====== Listed records ======

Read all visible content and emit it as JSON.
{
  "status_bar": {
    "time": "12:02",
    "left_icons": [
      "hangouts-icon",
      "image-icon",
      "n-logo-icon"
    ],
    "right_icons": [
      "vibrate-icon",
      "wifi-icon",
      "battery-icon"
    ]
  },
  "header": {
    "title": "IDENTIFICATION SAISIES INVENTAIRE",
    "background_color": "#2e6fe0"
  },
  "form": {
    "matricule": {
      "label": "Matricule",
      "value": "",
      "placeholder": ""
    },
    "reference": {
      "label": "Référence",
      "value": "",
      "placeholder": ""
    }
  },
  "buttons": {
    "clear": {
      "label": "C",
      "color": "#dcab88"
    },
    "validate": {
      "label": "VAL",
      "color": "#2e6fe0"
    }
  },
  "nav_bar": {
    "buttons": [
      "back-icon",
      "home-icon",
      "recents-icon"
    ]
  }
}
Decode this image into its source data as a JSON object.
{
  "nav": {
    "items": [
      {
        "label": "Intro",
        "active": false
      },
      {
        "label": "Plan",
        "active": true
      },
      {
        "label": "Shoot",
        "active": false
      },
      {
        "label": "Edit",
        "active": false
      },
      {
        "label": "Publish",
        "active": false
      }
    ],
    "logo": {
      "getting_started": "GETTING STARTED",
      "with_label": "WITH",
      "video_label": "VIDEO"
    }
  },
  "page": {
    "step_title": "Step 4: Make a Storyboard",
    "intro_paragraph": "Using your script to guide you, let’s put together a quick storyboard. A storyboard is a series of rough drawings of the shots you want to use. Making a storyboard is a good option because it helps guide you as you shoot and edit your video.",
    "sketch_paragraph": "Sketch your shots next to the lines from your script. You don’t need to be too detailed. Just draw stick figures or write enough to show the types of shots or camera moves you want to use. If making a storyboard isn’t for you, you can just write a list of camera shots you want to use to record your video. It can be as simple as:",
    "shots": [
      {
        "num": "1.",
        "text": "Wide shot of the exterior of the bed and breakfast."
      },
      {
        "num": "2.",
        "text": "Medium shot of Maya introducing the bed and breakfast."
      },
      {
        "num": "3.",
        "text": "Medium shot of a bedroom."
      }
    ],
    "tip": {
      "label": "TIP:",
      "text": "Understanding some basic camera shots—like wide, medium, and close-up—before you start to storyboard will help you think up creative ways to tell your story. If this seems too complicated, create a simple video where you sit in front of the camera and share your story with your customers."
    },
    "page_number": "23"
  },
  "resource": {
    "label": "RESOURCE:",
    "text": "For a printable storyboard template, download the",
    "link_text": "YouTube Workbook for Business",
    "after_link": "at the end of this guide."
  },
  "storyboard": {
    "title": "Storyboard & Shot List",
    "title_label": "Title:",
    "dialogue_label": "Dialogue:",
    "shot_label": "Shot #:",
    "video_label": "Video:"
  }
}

======

#### Job:
Repeat the material above exactly.

#### Written solution:
Read all visible content and emit it as JSON.
{
  "status_bar": {
    "time": "12:02",
    "left_icons": [
      "hangouts-icon",
      "image-icon",
      "n-logo-icon"
    ],
    "right_icons": [
      "vibrate-icon",
      "wifi-icon",
      "battery-icon"
    ]
  },
  "header": {
    "title": "IDENTIFICATION SAISIES INVENTAIRE",
    "background_color": "#2e6fe0"
  },
  "form": {
    "matricule": {
      "label": "Matricule",
      "value": "",
      "placeholder": ""
    },
    "reference": {
      "label": "Référence",
      "value": "",
      "placeholder": ""
    }
  },
  "buttons": {
    "clear": {
      "label": "C",
      "color": "#dcab88"
    },
    "validate": {
      "label": "VAL",
      "color": "#2e6fe0"
    }
  },
  "nav_bar": {
    "buttons": [
      "back-icon",
      "home-icon",
      "recents-icon"
    ]
  }
}
Decode this image into its source data as a JSON object.
{
  "nav": {
    "items": [
      {
        "label": "Intro",
        "active": false
      },
      {
        "label": "Plan",
        "active": true
      },
      {
        "label": "Shoot",
        "active": false
      },
      {
        "label": "Edit",
        "active": false
      },
      {
        "label": "Publish",
        "active": false
      }
    ],
    "logo": {
      "getting_started": "GETTING STARTED",
      "with_label": "WITH",
      "video_label": "VIDEO"
    }
  },
  "page": {
    "step_title": "Step 4: Make a Storyboard",
    "intro_paragraph": "Using your script to guide you, let’s put together a quick storyboard. A storyboard is a series of rough drawings of the shots you want to use. Making a storyboard is a good option because it helps guide you as you shoot and edit your video.",
    "sketch_paragraph": "Sketch your shots next to the lines from your script. You don’t need to be too detailed. Just draw stick figures or write enough to show the types of shots or camera moves you want to use. If making a storyboard isn’t for you, you can just write a list of camera shots you want to use to record your video. It can be as simple as:",
    "shots": [
      {
        "num": "1.",
        "text": "Wide shot of the exterior of the bed and breakfast."
      },
      {
        "num": "2.",
        "text": "Medium shot of Maya introducing the bed and breakfast."
      },
      {
        "num": "3.",
        "text": "Medium shot of a bedroom."
      }
    ],
    "tip": {
      "label": "TIP:",
      "text": "Understanding some basic camera shots—like wide, medium, and close-up—before you start to storyboard will help you think up creative ways to tell your story. If this seems too complicated, create a simple video where you sit in front of the camera and share your story with your customers."
    },
    "page_number": "23"
  },
  "resource": {
    "label": "RESOURCE:",
    "text": "For a printable storyboard template, download the",
    "link_text": "YouTube Workbook for Business",
    "after_link": "at the end of this guide."
  },
  "storyboard": {
    "title": "Storyboard & Shot List",
    "title_label": "Title:",
    "dialogue_label": "Dialogue:",
    "shot_label": "Shot #:",
    "video_label": "Video:"
  }
}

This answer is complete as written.